▸ Votre tâche
Comptez les lignes de la liste où figure la chaîne "item", puis indiquez uniquement ce nombre.

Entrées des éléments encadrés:
= = = =
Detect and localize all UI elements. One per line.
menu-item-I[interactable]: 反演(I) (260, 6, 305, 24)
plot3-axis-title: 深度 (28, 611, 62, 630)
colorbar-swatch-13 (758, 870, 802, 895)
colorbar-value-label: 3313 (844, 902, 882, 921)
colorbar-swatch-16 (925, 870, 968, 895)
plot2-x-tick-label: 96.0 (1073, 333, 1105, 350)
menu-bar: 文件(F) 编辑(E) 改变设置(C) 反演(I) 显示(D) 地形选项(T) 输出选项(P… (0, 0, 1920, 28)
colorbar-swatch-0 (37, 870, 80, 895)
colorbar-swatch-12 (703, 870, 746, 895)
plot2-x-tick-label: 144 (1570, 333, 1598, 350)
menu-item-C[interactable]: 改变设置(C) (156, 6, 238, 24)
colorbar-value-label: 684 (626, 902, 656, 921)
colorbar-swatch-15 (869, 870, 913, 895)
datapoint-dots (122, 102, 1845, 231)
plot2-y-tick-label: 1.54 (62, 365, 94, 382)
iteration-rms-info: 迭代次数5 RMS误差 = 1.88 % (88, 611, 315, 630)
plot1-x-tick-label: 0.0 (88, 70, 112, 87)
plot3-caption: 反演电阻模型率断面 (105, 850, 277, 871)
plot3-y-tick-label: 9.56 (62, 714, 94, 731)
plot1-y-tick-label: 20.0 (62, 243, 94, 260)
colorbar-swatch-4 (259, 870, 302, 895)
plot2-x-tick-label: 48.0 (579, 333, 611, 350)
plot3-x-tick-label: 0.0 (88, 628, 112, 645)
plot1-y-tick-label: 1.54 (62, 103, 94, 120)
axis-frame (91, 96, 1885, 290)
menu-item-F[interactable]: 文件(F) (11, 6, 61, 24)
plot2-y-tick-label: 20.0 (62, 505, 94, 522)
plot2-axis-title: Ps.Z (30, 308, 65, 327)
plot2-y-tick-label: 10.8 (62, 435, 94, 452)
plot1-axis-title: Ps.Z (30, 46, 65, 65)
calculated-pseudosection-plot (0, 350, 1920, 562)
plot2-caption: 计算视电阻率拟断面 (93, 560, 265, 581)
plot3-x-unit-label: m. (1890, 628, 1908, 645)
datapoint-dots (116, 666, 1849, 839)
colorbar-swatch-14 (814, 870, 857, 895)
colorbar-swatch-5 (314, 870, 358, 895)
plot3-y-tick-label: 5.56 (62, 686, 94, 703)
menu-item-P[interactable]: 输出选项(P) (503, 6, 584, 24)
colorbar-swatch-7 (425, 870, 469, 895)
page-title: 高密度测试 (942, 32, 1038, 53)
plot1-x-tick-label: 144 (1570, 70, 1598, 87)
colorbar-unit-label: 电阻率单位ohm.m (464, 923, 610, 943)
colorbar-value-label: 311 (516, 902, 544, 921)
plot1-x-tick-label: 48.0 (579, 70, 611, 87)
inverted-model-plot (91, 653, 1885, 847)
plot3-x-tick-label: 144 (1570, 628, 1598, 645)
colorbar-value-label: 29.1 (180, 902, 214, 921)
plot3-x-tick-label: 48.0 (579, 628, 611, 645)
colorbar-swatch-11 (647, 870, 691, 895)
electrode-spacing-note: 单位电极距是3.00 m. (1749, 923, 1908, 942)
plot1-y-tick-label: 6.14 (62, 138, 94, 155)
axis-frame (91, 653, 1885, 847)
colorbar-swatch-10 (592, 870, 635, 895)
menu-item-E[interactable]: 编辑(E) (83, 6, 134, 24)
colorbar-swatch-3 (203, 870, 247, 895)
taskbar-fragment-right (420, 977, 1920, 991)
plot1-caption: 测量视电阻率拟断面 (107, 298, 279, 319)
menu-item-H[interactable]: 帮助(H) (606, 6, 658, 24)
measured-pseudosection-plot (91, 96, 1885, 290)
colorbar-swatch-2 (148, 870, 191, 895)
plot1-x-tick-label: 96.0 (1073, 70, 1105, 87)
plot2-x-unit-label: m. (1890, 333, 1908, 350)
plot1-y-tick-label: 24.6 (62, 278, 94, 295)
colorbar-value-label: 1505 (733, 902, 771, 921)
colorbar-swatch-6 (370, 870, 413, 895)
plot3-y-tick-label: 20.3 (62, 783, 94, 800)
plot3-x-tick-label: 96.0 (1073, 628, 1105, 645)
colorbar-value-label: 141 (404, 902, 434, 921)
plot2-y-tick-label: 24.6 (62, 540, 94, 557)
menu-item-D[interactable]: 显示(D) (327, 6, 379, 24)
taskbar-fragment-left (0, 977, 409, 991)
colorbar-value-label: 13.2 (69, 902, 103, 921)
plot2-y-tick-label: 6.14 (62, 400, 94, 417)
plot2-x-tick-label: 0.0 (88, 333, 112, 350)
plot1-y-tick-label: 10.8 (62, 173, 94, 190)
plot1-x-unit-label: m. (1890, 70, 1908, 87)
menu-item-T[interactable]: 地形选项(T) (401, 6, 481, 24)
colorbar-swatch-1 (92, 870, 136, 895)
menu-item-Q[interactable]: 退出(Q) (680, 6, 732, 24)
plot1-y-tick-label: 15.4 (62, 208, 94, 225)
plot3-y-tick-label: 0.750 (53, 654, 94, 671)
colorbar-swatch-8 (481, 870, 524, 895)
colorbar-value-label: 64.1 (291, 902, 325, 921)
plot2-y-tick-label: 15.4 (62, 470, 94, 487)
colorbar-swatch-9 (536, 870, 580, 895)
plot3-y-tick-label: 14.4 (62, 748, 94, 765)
= = = =
▸ Résultat
9